[Start of Listed records]

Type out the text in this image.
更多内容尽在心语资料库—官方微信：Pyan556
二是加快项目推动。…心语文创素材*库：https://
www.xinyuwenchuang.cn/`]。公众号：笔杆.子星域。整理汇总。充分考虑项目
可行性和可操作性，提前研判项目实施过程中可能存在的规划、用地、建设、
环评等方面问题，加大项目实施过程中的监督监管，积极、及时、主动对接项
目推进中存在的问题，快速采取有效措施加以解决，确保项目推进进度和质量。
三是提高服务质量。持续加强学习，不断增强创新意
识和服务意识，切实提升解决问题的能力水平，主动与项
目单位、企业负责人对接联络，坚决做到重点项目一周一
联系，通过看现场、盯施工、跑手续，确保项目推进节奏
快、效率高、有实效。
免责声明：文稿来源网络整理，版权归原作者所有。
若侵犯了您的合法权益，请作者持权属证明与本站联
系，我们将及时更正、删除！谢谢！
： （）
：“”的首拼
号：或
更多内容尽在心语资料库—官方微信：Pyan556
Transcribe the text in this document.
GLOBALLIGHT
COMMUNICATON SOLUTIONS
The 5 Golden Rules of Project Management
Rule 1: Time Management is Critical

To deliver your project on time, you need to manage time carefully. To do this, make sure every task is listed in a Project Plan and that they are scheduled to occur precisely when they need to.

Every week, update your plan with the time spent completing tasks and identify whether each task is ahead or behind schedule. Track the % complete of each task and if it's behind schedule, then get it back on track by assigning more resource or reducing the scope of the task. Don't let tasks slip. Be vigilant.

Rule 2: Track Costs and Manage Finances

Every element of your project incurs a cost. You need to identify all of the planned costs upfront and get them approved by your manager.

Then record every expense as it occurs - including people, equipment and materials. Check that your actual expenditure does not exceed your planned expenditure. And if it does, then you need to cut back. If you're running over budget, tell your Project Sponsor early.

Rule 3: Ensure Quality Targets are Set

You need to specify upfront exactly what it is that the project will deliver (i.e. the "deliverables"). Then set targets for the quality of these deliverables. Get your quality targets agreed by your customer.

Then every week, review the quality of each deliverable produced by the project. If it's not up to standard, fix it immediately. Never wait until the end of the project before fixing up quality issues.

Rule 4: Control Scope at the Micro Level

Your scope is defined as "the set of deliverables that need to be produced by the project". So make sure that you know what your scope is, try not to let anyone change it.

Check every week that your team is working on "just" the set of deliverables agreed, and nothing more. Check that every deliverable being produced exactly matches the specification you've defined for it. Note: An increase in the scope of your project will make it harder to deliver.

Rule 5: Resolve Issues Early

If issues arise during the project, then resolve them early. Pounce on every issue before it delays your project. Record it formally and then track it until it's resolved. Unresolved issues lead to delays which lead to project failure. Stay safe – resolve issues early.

[End of Listed records]

■ Required task
Print all of the data exactly as it was given.

■ Response below
Type out the text in this image.
更多内容尽在心语资料库—官方微信：Pyan556
二是加快项目推动。…心语文创素材*库：https://
www.xinyuwenchuang.cn/`]。公众号：笔杆.子星域。整理汇总。充分考虑项目
可行性和可操作性，提前研判项目实施过程中可能存在的规划、用地、建设、
环评等方面问题，加大项目实施过程中的监督监管，积极、及时、主动对接项
目推进中存在的问题，快速采取有效措施加以解决，确保项目推进进度和质量。
三是提高服务质量。持续加强学习，不断增强创新意
识和服务意识，切实提升解决问题的能力水平，主动与项
目单位、企业负责人对接联络，坚决做到重点项目一周一
联系，通过看现场、盯施工、跑手续，确保项目推进节奏
快、效率高、有实效。
免责声明：文稿来源网络整理，版权归原作者所有。
若侵犯了您的合法权益，请作者持权属证明与本站联
系，我们将及时更正、删除！谢谢！
： （）
：“”的首拼
号：或
更多内容尽在心语资料库—官方微信：Pyan556
Transcribe the text in this document.
GLOBALLIGHT
COMMUNICATON SOLUTIONS
The 5 Golden Rules of Project Management
Rule 1: Time Management is Critical

To deliver your project on time, you need to manage time carefully. To do this, make sure every task is listed in a Project Plan and that they are scheduled to occur precisely when they need to.

Every week, update your plan with the time spent completing tasks and identify whether each task is ahead or behind schedule. Track the % complete of each task and if it's behind schedule, then get it back on track by assigning more resource or reducing the scope of the task. Don't let tasks slip. Be vigilant.

Rule 2: Track Costs and Manage Finances

Every element of your project incurs a cost. You need to identify all of the planned costs upfront and get them approved by your manager.

Then record every expense as it occurs - including people, equipment and materials. Check that your actual expenditure does not exceed your planned expenditure. And if it does, then you need to cut back. If you're running over budget, tell your Project Sponsor early.

Rule 3: Ensure Quality Targets are Set

You need to specify upfront exactly what it is that the project will deliver (i.e. the "deliverables"). Then set targets for the quality of these deliverables. Get your quality targets agreed by your customer.

Then every week, review the quality of each deliverable produced by the project. If it's not up to standard, fix it immediately. Never wait until the end of the project before fixing up quality issues.

Rule 4: Control Scope at the Micro Level

Your scope is defined as "the set of deliverables that need to be produced by the project". So make sure that you know what your scope is, try not to let anyone change it.

Check every week that your team is working on "just" the set of deliverables agreed, and nothing more. Check that every deliverable being produced exactly matches the specification you've defined for it. Note: An increase in the scope of your project will make it harder to deliver.

Rule 5: Resolve Issues Early

If issues arise during the project, then resolve them early. Pounce on every issue before it delays your project. Record it formally and then track it until it's resolved. Unresolved issues lead to delays which lead to project failure. Stay safe – resolve issues early.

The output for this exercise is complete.